Given instruction A: In the Inverted Jenny text, at which post office window did William T. Robey buy the sheet?

Text passage:
EXTREMELY FINE. THIS IS ONE OF THE BEST-CENTERED EXAMPLES OF THE 1918 24-CENT INVERTED JENNY. A TRULY REMARKABLE STAMP.

The original sheet of one hundred Inverted Jenny errors was purchased by William T. Robey on May 14, 1918, the first day the stamps went on sale in all three principal airmail route cities: Washington, D.C., New York and Philadelphia. Robey bought the sheet for its $24 face value at the New York Avenue Post Office window in the District of Columbia. On Sunday, May 19, Robey agreed to give Eugene Klein, a prominent Philadelphia stamp dealer, a one-day option to buy the sheet for $15,000. Klein exercised his option on Monday, May 20, in a late afternoon phone call, and he confirmed it with a registered letter to Robey sent in the evening mail. The sheet was delivered to Klein’s office by Robey and his father-in-law on the following day, Tuesday, May 21, 1918.

Given instruction B: Please copy out the listing from its first line up to and including the line with "fkey-f2[interactable]: [389, 207, 437, 218]".

The records:
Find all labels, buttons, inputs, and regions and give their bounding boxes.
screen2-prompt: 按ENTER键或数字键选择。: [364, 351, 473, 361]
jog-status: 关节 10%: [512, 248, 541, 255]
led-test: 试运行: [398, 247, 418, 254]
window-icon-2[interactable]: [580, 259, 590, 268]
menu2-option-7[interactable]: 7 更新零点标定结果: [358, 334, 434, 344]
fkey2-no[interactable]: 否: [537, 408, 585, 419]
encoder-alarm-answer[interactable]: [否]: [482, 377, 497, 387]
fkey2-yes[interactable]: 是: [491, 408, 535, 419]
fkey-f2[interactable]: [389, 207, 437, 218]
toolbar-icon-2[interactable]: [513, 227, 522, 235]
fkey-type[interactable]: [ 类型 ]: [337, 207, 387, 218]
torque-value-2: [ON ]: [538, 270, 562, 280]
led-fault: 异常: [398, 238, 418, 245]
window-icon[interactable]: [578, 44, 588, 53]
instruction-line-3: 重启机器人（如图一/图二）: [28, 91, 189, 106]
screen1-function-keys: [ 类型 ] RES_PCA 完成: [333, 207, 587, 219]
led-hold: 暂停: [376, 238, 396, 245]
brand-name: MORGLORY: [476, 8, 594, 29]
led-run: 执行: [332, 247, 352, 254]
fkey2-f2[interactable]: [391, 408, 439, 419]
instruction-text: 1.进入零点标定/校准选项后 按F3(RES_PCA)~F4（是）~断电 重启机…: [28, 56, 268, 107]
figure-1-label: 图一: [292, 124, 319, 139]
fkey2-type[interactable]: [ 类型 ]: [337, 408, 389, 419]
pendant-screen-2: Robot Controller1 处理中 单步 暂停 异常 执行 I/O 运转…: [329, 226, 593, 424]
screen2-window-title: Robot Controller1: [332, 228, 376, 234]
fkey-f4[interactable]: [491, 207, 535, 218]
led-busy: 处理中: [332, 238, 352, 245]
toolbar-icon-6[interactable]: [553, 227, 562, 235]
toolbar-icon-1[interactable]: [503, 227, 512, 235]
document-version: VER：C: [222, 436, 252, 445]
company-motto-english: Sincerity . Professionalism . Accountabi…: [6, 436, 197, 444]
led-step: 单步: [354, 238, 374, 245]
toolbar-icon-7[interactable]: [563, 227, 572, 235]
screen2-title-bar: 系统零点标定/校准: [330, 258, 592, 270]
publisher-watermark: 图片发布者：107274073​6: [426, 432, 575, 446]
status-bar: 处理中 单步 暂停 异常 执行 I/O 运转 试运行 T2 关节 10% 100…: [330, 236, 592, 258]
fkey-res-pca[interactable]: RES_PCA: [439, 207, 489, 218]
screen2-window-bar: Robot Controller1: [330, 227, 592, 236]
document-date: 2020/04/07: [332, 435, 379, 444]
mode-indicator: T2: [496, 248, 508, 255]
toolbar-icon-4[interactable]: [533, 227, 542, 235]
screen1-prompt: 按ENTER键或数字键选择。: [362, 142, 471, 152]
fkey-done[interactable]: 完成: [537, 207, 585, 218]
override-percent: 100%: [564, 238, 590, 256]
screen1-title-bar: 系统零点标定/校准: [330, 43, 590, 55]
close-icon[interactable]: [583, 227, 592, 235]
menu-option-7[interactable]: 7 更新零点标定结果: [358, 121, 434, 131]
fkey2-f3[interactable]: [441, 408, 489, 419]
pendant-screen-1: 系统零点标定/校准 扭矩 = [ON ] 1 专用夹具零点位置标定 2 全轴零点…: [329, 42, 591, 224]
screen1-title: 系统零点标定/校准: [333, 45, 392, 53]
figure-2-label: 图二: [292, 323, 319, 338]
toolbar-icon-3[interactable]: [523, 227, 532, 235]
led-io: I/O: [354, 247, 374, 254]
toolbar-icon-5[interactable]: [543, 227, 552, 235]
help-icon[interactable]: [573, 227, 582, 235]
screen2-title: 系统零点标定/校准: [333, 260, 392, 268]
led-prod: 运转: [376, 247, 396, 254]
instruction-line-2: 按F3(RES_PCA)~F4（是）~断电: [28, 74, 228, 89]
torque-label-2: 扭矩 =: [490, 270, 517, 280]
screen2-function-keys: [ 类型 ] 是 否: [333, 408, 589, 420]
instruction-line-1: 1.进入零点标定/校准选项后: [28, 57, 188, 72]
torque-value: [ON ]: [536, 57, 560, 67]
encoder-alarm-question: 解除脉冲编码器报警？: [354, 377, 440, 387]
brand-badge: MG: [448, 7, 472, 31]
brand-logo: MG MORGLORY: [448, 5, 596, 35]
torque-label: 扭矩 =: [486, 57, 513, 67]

Task answer A: The New York Avenue Post Office window in the District of Columbia.

Task answer B:
Find all labels, buttons, inputs, and regions and give their bounding boxes.
screen2-prompt: 按ENTER键或数字键选择。: [364, 351, 473, 361]
jog-status: 关节 10%: [512, 248, 541, 255]
led-test: 试运行: [398, 247, 418, 254]
window-icon-2[interactable]: [580, 259, 590, 268]
menu2-option-7[interactable]: 7 更新零点标定结果: [358, 334, 434, 344]
fkey2-no[interactable]: 否: [537, 408, 585, 419]
encoder-alarm-answer[interactable]: [否]: [482, 377, 497, 387]
fkey2-yes[interactable]: 是: [491, 408, 535, 419]
fkey-f2[interactable]: [389, 207, 437, 218]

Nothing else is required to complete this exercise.